__YOUR OBJECTIVE__
Present each line of the entries below that holds the word "Part".

** start of MATERIAL SHOWN **

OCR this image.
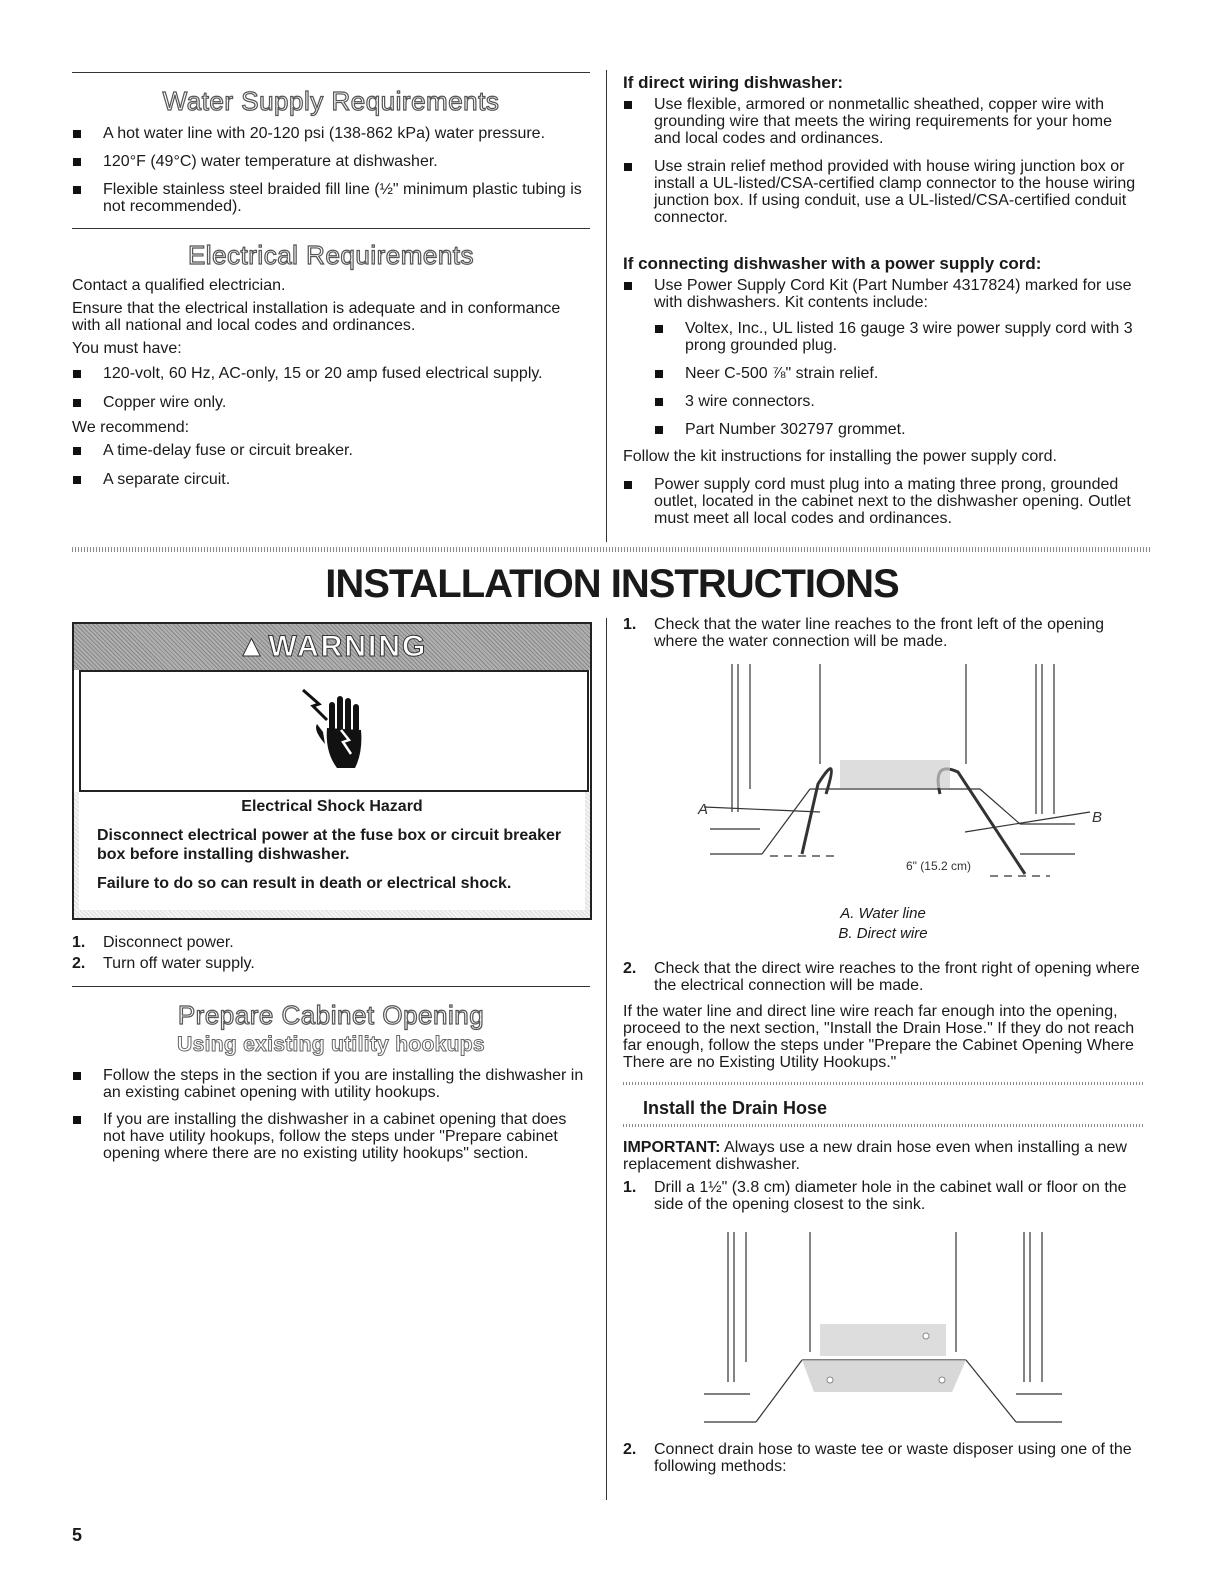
Water Supply Requirements
A hot water line with 20-120 psi (138-862 kPa) water pressure.
120°F (49°C) water temperature at dishwasher.
Flexible stainless steel braided fill line (½" minimum plastic tubing is not recommended).
Electrical Requirements

Contact a qualified electrician.

Ensure that the electrical installation is adequate and in conformance with all national and local codes and ordinances.

You must have:

120-volt, 60 Hz, AC-only, 15 or 20 amp fused electrical supply.
Copper wire only.

We recommend:

A time-delay fuse or circuit breaker.
A separate circuit.
If direct wiring dishwasher:
Use flexible, armored or nonmetallic sheathed, copper wire with grounding wire that meets the wiring requirements for your home and local codes and ordinances.
Use strain relief method provided with house wiring junction box or install a UL-listed/CSA-certified clamp connector to the house wiring junction box. If using conduit, use a UL-listed/CSA-certified conduit connector.
If connecting dishwasher with a power supply cord:
Use Power Supply Cord Kit (Part Number 4317824) marked for use with dishwashers. Kit contents include:
Voltex, Inc., UL listed 16 gauge 3 wire power supply cord with 3 prong grounded plug.
Neer C-500 ⅞" strain relief.
3 wire connectors.
Part Number 302797 grommet.

Follow the kit instructions for installing the power supply cord.

Power supply cord must plug into a mating three prong, grounded outlet, located in the cabinet next to the dishwasher opening. Outlet must meet all local codes and ordinances.
INSTALLATION INSTRUCTIONS
▲WARNING

Electrical Shock Hazard

Disconnect electrical power at the fuse box or circuit breaker box before installing dishwasher.

Failure to do so can result in death or electrical shock.

1. Disconnect power.
2. Turn off water supply.
Prepare Cabinet Opening
Using existing utility hookups
Follow the steps in the section if you are installing the dishwasher in an existing cabinet opening with utility hookups.
If you are installing the dishwasher in a cabinet opening that does not have utility hookups, follow the steps under "Prepare cabinet opening where there are no existing utility hookups" section.
1. Check that the water line reaches to the front left of the opening where the water connection will be made.
A	B
6" (15.2 cm)

A. Water line

B. Direct wire

2. Check that the direct wire reaches to the front right of opening where the electrical connection will be made.

If the water line and direct line wire reach far enough into the opening, proceed to the next section, "Install the Drain Hose." If they do not reach far enough, follow the steps under "Prepare the Cabinet Opening Where There are no Existing Utility Hookups."

Install the Drain Hose

IMPORTANT: Always use a new drain hose even when installing a new replacement dishwasher.

1. Drill a 1½" (3.8 cm) diameter hole in the cabinet wall or floor on the side of the opening closest to the sink.
2. Connect drain hose to waste tee or waste disposer using one of the following methods:
5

** end of MATERIAL SHOWN **

__TASK SOLUTION__
Use Power Supply Cord Kit (Part Number 4317824) marked for use with dishwashers. Kit contents include:
Part Number 302797 grommet.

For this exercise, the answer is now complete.